YOUR TASK ::
Render the listing from the line holding "Detect and localize" through the line holding "tree-item-label: TOSHIBA DVD-ROM", both included, as a Markdown table with the columns Row and Listing line. Number each row and leave out blank lines.

EXERCISE MATERIALS ::
----------------------------------------
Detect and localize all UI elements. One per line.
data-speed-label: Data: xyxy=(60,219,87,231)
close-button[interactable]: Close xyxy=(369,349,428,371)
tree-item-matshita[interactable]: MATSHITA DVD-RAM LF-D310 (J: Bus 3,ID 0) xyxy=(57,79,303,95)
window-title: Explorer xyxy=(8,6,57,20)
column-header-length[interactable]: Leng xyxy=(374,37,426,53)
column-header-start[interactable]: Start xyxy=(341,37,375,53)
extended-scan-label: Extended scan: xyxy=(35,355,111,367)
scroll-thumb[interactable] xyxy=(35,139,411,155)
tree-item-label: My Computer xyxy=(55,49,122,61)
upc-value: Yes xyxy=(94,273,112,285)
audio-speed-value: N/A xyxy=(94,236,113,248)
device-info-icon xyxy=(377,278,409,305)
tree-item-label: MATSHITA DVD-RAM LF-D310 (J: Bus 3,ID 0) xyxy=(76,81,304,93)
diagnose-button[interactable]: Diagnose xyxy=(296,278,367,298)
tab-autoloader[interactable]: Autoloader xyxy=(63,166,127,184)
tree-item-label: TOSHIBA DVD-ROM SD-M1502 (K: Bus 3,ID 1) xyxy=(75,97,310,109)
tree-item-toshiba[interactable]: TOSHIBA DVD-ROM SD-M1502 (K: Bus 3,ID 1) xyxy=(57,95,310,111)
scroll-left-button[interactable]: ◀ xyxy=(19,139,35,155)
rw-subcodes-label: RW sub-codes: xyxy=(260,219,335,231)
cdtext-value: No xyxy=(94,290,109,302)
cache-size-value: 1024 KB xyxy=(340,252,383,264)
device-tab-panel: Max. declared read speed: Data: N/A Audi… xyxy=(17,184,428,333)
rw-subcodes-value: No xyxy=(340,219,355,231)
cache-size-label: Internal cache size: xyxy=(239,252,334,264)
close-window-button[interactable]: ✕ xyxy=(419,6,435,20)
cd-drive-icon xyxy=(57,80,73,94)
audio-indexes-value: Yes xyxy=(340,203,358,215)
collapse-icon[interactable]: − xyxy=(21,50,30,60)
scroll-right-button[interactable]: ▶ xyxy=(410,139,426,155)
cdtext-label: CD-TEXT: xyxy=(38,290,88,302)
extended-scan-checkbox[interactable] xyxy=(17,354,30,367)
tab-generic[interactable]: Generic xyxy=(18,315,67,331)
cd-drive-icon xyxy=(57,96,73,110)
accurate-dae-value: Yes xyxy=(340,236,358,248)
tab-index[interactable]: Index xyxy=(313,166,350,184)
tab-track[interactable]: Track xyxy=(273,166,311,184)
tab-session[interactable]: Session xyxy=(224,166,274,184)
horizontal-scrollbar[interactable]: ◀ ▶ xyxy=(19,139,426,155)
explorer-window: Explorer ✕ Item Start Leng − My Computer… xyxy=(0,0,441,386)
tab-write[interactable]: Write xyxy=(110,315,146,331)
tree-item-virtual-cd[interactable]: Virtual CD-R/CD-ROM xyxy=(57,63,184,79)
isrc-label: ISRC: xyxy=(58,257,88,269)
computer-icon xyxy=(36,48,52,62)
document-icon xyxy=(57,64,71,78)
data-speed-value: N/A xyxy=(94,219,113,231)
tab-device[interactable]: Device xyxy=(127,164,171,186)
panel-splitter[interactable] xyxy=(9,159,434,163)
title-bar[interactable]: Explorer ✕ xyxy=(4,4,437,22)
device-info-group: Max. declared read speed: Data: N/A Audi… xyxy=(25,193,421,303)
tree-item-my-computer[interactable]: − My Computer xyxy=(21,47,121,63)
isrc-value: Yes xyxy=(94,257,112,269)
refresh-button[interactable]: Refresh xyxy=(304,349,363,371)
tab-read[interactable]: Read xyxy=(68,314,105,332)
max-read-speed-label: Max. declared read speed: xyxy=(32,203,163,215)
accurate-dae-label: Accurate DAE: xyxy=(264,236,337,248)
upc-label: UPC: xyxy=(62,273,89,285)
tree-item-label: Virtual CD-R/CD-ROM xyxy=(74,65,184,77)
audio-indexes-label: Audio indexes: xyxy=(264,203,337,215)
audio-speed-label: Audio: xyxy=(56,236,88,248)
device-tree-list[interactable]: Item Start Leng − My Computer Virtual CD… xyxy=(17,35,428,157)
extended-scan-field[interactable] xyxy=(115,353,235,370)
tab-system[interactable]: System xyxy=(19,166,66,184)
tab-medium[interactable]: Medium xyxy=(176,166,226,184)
----------------------------------------
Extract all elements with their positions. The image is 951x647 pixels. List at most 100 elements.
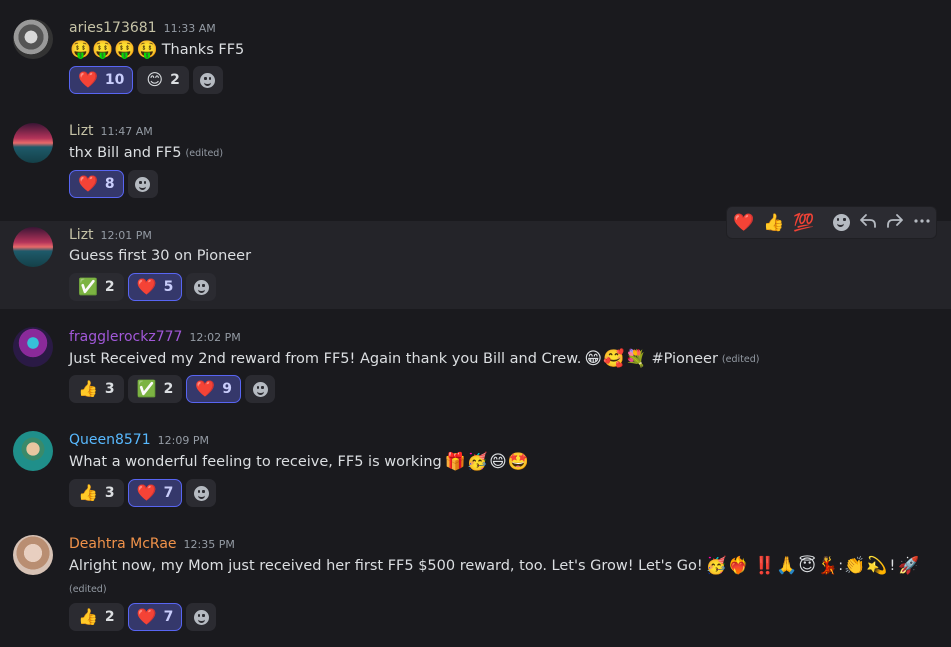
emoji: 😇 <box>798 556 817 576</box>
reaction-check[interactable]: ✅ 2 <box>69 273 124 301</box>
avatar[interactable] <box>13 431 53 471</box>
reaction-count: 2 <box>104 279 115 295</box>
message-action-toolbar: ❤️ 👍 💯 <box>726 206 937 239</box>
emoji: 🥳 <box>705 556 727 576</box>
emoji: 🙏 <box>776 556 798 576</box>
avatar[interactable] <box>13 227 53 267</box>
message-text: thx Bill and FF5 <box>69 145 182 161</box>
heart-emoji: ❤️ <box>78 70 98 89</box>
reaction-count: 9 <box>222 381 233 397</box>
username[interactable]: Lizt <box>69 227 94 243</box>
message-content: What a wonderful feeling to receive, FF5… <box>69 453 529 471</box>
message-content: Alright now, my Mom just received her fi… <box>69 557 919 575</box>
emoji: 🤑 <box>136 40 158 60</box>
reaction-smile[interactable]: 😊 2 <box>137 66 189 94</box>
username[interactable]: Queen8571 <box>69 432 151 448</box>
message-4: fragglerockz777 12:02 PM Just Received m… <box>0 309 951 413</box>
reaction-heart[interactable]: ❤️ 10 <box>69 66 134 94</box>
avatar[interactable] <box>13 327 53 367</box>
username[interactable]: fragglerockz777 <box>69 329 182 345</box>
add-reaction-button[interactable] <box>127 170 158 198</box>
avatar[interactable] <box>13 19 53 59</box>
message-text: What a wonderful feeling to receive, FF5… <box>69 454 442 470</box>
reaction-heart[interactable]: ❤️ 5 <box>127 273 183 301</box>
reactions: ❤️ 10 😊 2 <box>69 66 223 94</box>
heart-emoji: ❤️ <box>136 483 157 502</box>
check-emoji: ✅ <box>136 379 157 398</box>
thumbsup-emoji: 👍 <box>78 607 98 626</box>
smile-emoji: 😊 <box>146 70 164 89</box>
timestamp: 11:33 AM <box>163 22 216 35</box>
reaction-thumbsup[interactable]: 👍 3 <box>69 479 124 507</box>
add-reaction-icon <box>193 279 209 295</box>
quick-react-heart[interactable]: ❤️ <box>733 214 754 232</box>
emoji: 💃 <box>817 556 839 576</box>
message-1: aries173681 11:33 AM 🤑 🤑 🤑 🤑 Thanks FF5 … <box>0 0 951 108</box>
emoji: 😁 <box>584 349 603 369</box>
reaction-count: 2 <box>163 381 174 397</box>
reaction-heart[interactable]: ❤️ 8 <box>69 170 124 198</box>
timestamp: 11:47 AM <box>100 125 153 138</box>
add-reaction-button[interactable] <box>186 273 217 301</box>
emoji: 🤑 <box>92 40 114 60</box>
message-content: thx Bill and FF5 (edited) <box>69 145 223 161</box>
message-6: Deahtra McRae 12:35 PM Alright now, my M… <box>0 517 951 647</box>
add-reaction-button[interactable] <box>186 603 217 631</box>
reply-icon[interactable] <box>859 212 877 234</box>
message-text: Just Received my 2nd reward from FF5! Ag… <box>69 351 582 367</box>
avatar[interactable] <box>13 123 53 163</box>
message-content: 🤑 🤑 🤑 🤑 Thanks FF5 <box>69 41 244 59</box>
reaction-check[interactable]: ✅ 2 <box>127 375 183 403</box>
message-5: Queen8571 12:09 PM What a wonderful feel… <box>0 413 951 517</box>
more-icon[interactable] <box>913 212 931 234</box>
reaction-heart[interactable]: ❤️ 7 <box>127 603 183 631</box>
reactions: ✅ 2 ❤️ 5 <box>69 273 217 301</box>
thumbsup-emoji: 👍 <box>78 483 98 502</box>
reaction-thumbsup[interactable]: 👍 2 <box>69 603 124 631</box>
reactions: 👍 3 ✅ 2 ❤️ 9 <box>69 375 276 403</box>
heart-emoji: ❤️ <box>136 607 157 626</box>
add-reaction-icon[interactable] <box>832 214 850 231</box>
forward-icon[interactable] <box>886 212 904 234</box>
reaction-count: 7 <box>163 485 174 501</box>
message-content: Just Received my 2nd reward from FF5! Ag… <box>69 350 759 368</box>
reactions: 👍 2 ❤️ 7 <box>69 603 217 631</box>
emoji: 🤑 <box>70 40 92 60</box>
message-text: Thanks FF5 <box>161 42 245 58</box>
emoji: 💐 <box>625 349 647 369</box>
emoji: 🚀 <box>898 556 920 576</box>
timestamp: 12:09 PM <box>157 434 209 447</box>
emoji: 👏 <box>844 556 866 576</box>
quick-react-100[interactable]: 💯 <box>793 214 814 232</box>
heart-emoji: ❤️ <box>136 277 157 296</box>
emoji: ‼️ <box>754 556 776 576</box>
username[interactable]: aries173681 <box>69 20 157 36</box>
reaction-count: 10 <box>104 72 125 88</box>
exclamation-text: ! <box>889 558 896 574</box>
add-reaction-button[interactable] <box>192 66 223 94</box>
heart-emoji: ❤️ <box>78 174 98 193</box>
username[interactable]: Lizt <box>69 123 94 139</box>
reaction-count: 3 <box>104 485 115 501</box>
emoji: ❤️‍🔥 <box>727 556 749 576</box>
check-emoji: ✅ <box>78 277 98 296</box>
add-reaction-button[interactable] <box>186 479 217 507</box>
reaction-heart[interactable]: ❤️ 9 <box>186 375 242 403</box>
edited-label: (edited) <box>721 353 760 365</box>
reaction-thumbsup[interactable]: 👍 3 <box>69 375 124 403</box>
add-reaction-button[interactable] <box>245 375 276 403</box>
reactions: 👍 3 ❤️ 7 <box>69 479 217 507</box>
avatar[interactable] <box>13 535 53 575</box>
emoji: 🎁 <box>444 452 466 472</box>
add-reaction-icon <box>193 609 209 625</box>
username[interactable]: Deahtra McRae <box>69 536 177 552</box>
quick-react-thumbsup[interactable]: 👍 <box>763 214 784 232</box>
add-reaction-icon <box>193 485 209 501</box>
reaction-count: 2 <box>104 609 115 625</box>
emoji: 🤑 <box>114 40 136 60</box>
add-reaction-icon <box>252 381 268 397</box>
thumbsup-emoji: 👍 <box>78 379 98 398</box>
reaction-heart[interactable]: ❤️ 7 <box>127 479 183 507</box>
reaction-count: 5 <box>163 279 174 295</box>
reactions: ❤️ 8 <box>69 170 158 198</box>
----------------------------------------
COMPLETED EXERCISE ::
| Row | Listing line |
|---|---|
| 1 | Detect and localize all UI elements. One per line. |
| 2 | data-speed-label: Data: xyxy=(60,219,87,231) |
| 3 | close-button[interactable]: Close xyxy=(369,349,428,371) |
| 4 | tree-item-matshita[interactable]: MATSHITA DVD-RAM LF-D310 (J: Bus 3,ID 0) xyxy=(57,79,303,95) |
| 5 | window-title: Explorer xyxy=(8,6,57,20) |
| 6 | column-header-length[interactable]: Leng xyxy=(374,37,426,53) |
| 7 | column-header-start[interactable]: Start xyxy=(341,37,375,53) |
| 8 | extended-scan-label: Extended scan: xyxy=(35,355,111,367) |
| 9 | scroll-thumb[interactable] xyxy=(35,139,411,155) |
| 10 | tree-item-label: My Computer xyxy=(55,49,122,61) |
| 11 | upc-value: Yes xyxy=(94,273,112,285) |
| 12 | audio-speed-value: N/A xyxy=(94,236,113,248) |
| 13 | device-info-icon xyxy=(377,278,409,305) |
| 14 | tree-item-label: MATSHITA DVD-RAM LF-D310 (J: Bus 3,ID 0) xyxy=(76,81,304,93) |
| 15 | diagnose-button[interactable]: Diagnose xyxy=(296,278,367,298) |
| 16 | tab-autoloader[interactable]: Autoloader xyxy=(63,166,127,184) |
| 17 | tree-item-label: TOSHIBA DVD-ROM SD-M1502 (K: Bus 3,ID 1) xyxy=(75,97,310,109) |